[START OF DATA PROVIDED]

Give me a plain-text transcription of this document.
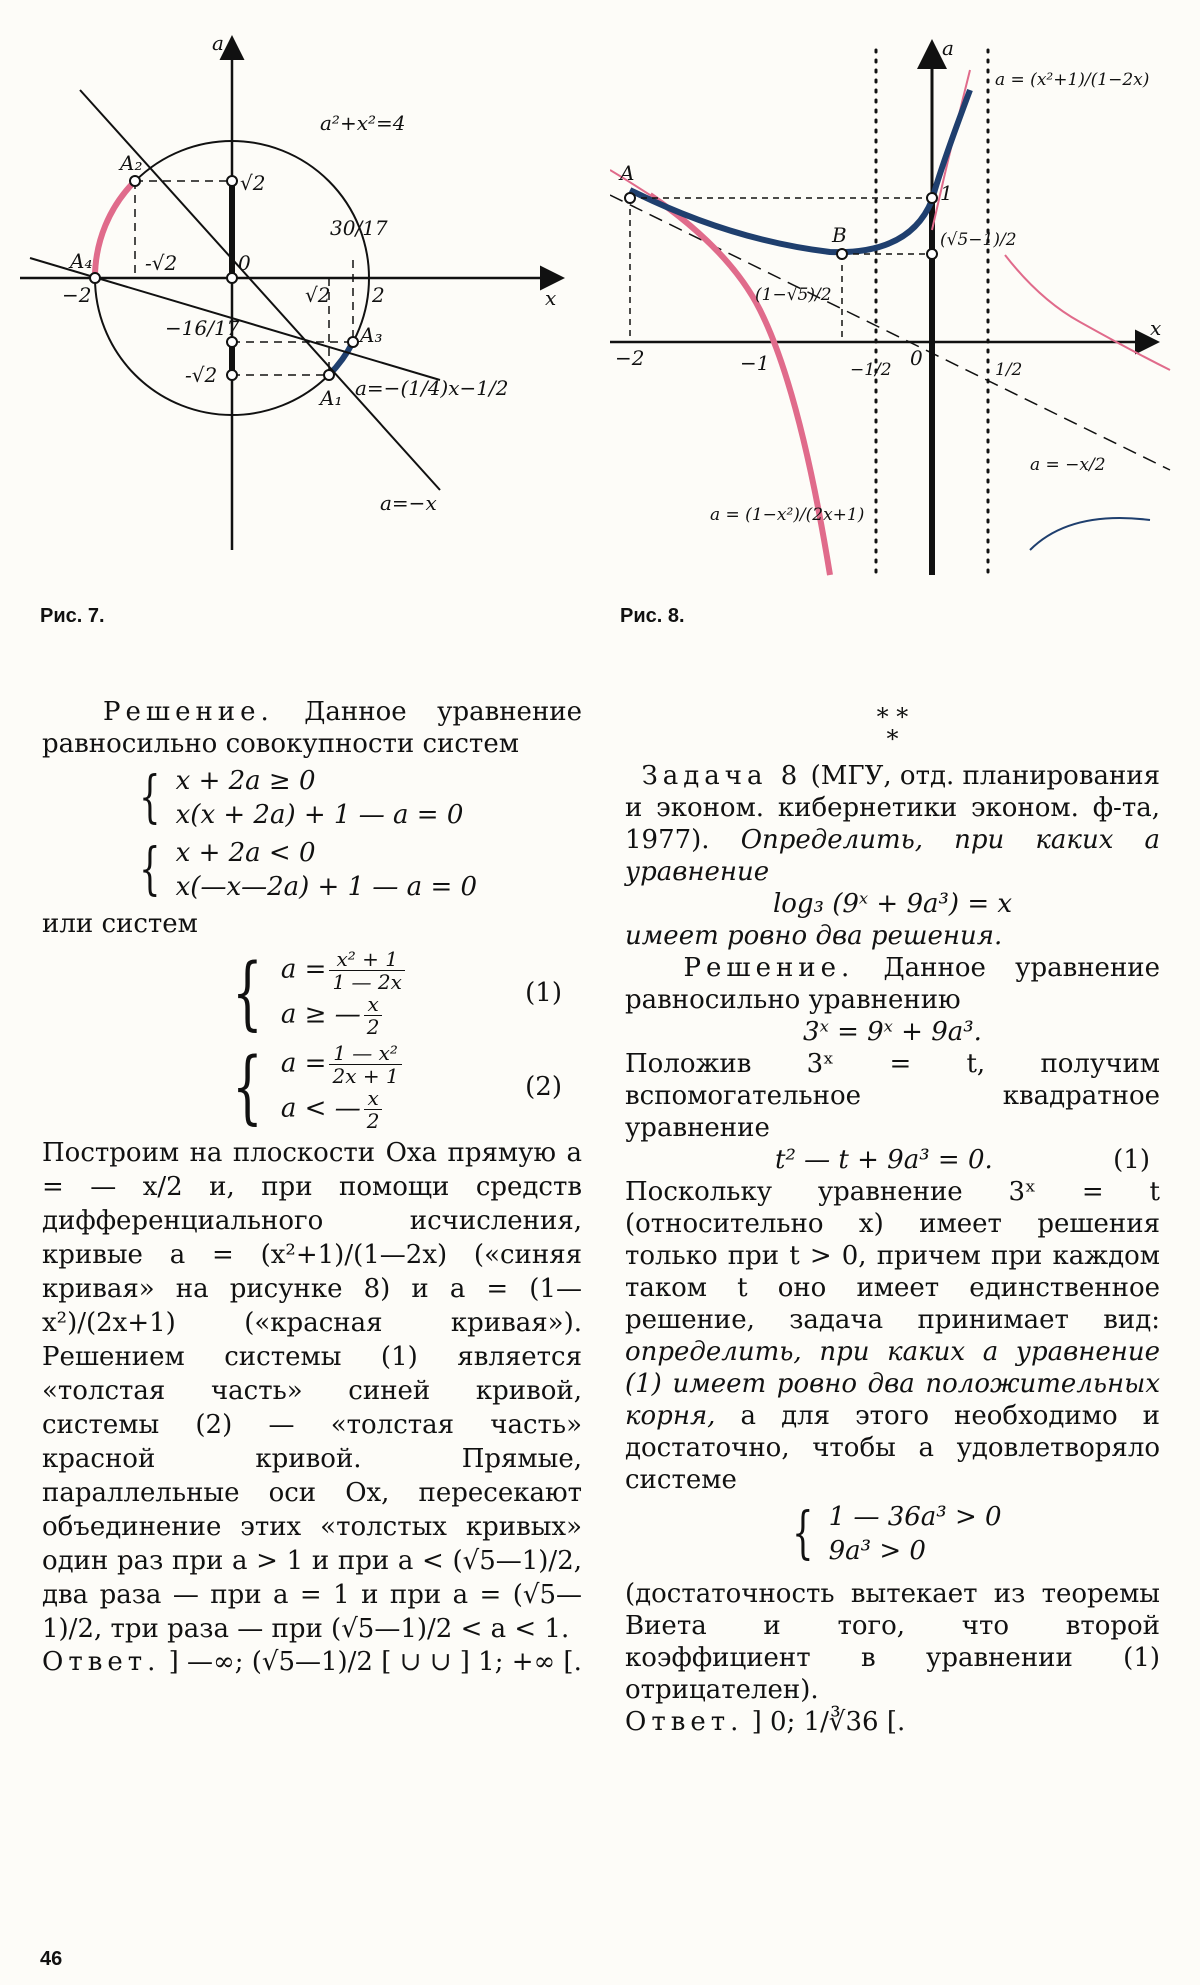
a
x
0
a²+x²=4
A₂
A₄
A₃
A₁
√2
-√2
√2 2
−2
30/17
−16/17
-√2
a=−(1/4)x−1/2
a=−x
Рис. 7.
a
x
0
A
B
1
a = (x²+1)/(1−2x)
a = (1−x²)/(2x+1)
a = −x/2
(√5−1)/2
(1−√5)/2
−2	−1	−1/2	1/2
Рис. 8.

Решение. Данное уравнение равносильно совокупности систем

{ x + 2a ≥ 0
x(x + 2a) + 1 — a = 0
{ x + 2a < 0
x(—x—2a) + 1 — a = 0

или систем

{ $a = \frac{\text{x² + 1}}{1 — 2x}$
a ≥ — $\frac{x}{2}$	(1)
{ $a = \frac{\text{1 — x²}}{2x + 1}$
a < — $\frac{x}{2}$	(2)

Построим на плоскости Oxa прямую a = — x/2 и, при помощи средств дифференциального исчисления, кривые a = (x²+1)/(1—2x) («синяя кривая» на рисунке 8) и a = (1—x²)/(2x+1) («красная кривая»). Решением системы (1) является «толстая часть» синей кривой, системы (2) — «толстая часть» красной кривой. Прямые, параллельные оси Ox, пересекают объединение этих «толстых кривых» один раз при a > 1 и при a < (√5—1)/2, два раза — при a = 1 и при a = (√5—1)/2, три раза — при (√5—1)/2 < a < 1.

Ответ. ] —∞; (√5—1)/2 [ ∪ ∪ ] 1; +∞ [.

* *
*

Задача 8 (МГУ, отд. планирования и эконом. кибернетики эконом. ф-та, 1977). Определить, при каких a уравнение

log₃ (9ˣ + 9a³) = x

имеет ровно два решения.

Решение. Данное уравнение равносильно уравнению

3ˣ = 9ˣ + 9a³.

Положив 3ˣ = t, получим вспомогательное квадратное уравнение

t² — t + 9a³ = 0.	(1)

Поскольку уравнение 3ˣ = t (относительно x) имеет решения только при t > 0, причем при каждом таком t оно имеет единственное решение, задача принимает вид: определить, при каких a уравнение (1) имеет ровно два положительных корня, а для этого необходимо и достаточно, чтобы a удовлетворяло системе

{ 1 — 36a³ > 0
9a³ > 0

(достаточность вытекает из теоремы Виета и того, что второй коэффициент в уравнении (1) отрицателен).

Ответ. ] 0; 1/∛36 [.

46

[END OF DATA PROVIDED]
[START OF DATA PROVIDED]

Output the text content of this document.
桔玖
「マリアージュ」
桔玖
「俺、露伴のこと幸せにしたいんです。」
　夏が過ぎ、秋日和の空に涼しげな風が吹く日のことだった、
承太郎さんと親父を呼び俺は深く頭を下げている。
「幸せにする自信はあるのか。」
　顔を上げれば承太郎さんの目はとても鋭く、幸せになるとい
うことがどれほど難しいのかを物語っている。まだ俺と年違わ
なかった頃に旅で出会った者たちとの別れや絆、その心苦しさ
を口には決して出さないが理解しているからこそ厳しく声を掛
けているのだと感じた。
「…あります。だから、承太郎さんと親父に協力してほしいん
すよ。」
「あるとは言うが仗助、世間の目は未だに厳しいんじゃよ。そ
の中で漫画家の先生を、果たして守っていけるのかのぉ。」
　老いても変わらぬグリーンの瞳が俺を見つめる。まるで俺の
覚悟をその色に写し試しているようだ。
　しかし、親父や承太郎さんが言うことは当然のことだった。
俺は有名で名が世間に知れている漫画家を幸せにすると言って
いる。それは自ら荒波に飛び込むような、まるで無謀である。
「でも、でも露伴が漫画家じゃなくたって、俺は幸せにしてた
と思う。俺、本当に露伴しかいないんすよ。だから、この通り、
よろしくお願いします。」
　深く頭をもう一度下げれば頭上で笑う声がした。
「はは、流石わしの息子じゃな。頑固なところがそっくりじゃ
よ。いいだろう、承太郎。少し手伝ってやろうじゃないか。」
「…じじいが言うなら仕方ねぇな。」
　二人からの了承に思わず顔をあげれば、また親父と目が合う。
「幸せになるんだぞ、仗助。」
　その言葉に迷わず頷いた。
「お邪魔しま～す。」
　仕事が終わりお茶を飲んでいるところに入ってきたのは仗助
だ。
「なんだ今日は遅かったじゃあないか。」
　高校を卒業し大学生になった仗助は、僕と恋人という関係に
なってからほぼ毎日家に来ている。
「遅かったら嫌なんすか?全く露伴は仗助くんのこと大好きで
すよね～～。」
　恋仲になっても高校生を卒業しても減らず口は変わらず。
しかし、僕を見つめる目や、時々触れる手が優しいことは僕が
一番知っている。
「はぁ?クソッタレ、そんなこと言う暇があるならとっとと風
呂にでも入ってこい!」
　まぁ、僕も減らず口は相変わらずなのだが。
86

[END OF DATA PROVIDED]
[START OF DATA PROVIDED]

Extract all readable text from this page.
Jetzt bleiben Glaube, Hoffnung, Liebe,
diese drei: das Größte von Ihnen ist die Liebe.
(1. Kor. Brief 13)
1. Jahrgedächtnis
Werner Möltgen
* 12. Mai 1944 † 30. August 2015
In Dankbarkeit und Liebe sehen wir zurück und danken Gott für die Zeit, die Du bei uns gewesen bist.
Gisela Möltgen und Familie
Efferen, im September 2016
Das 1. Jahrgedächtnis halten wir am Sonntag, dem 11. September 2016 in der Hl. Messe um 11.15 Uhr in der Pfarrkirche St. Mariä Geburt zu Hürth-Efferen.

[END OF DATA PROVIDED]

- _YOUR GOAL_
Copy the lines from the entries above in which the word "September" appears.

- _FINISHED TASK_
Efferen, im September 2016
Das 1. Jahrgedächtnis halten wir am Sonntag, dem 11. September 2016 in der Hl. Messe um 11.15 Uhr in der Pfarrkirche St. Mariä Geburt zu Hürth-Efferen.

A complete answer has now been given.